» EXERCISE AIM: Reproduce the entries word for word, and omit any picture you find in them.

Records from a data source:
::::

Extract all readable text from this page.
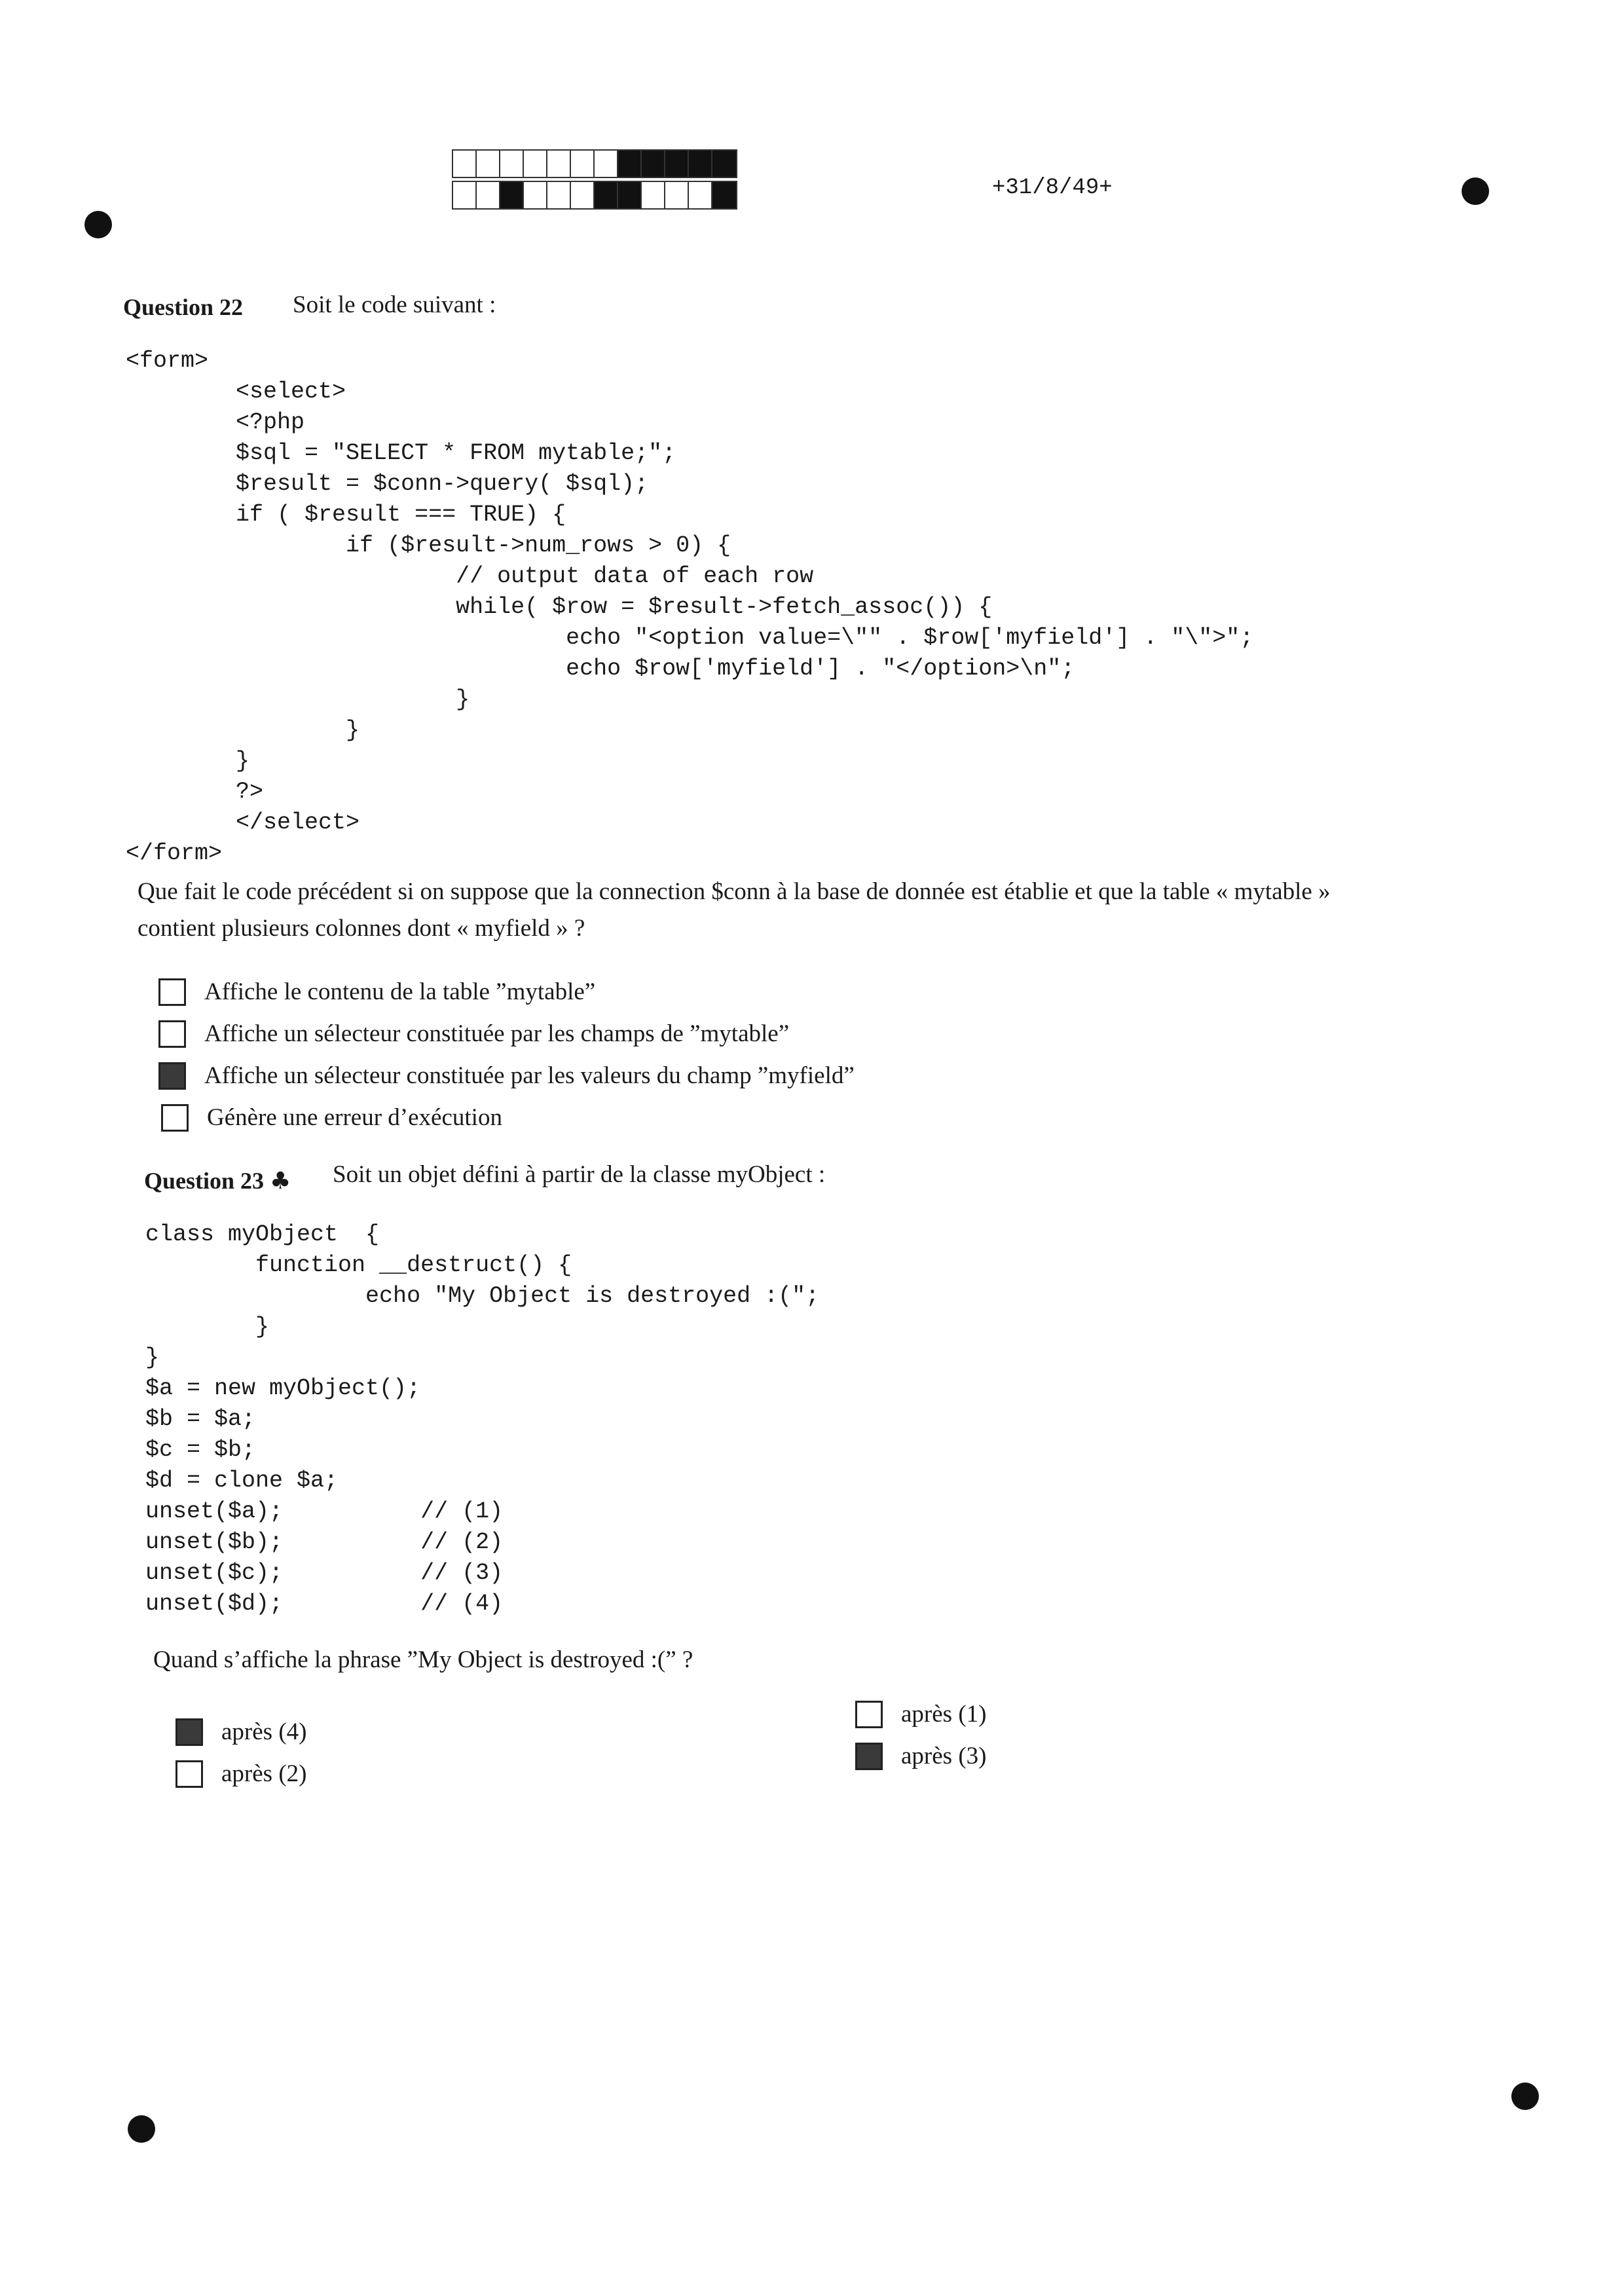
+31/8/49+
Question 22 Soit le code suivant :
<form>
<select>
<?php
$sql = "SELECT * FROM mytable;";
$result = $conn->query( $sql);
if ( $result === TRUE) {
if ($result->num_rows > 0) {
// output data of each row
while( $row = $result->fetch_assoc()) {
echo "<option value=\"" . $row['myfield'] . "\">";
echo $row['myfield'] . "</option>\n";
}
}
}
?>
</select>
</form>
Que fait le code précédent si on suppose que la connection $conn à la base de donnée est établie et que la table « mytable »
contient plusieurs colonnes dont « myfield » ?
Affiche le contenu de la table ”mytable”
Affiche un sélecteur constituée par les champs de ”mytable”
Affiche un sélecteur constituée par les valeurs du champ ”myfield”
Génère une erreur d’exécution
Question 23 ♣ Soit un objet défini à partir de la classe myObject :
class myObject  {
function __destruct() {
echo "My Object is destroyed :(";
}
}
$a = new myObject();
$b = $a;
$c = $b;
$d = clone $a;
unset($a);          // (1)
unset($b);          // (2)
unset($c);          // (3)
unset($d);          // (4)
Quand s’affiche la phrase ”My Object is destroyed :(” ?
après (4)
après (2)
après (1)
après (3)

::::

» PROBLEM SOLUTION:
Extract all readable text from this page.
+31/8/49+
Question 22 Soit le code suivant :
<form>
<select>
<?php
$sql = "SELECT * FROM mytable;";
$result = $conn->query( $sql);
if ( $result === TRUE) {
if ($result->num_rows > 0) {
// output data of each row
while( $row = $result->fetch_assoc()) {
echo "<option value=\"" . $row['myfield'] . "\">";
echo $row['myfield'] . "</option>\n";
}
}
}
?>
</select>
</form>
Que fait le code précédent si on suppose que la connection $conn à la base de donnée est établie et que la table « mytable »
contient plusieurs colonnes dont « myfield » ?
Affiche le contenu de la table ”mytable”
Affiche un sélecteur constituée par les champs de ”mytable”
Affiche un sélecteur constituée par les valeurs du champ ”myfield”
Génère une erreur d’exécution
Question 23 ♣ Soit un objet défini à partir de la classe myObject :
class myObject  {
function __destruct() {
echo "My Object is destroyed :(";
}
}
$a = new myObject();
$b = $a;
$c = $b;
$d = clone $a;
unset($a);          // (1)
unset($b);          // (2)
unset($c);          // (3)
unset($d);          // (4)
Quand s’affiche la phrase ”My Object is destroyed :(” ?
après (4)
après (2)
après (1)
après (3)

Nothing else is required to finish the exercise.